§ **Directions for this task**
Pictures stay out; everything else in the records below is copied exactly.

§ **Records for processing**
● ● ● ● ●

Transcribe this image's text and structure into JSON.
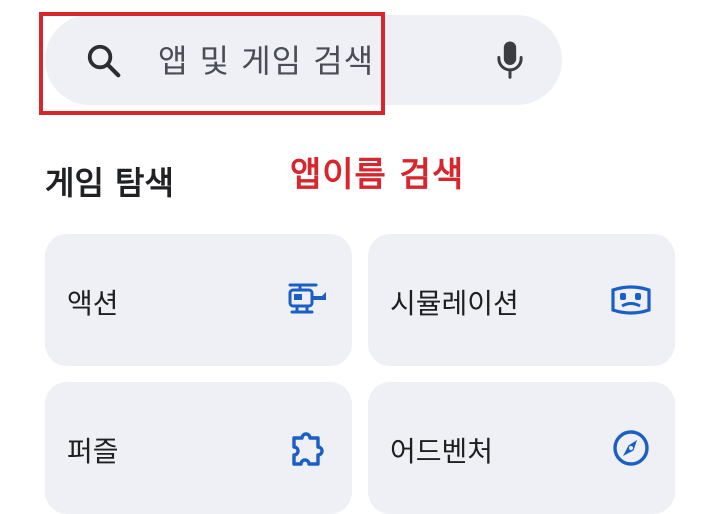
{
  "search": {
    "placeholder": "앱 및 게임 검색"
  },
  "annotation": "앱이름 검색",
  "section": {
    "title": "게임 탐색"
  },
  "categories": [
    {
      "label": "액션",
      "icon": "helicopter-icon"
    },
    {
      "label": "시뮬레이션",
      "icon": "vr-headset-icon"
    },
    {
      "label": "퍼즐",
      "icon": "puzzle-piece-icon"
    },
    {
      "label": "어드벤처",
      "icon": "compass-icon"
    }
  ],
  "colors": {
    "accent": "#1a5fc6",
    "highlight": "#d8262d",
    "card_bg": "#eef0f6"
  }
}
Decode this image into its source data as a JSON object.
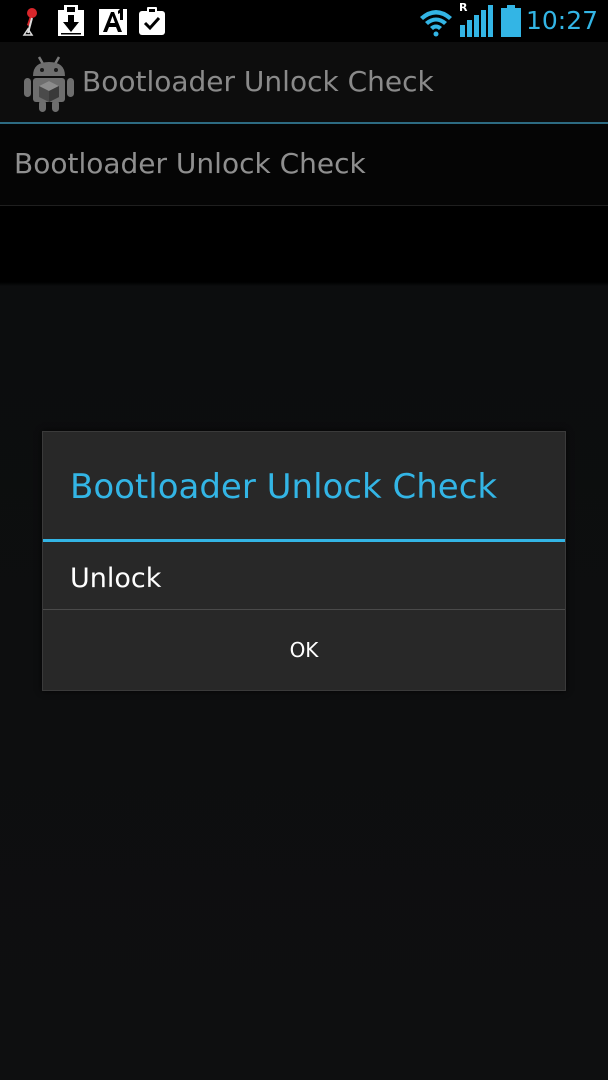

● ● ● ● ●

§ **Task result**
Transcribe this image's text and structure into JSON.
{
  "search": {
    "placeholder": "앱 및 게임 검색"
  },
  "annotation": "앱이름 검색",
  "section": {
    "title": "게임 탐색"
  },
  "categories": [
    {
      "label": "액션",
      "icon": "helicopter-icon"
    },
    {
      "label": "시뮬레이션",
      "icon": "vr-headset-icon"
    },
    {
      "label": "퍼즐",
      "icon": "puzzle-piece-icon"
    },
    {
      "label": "어드벤처",
      "icon": "compass-icon"
    }
  ],
  "colors": {
    "accent": "#1a5fc6",
    "highlight": "#d8262d",
    "card_bg": "#eef0f6"
  }
}
Decode this image into its source data as a JSON object.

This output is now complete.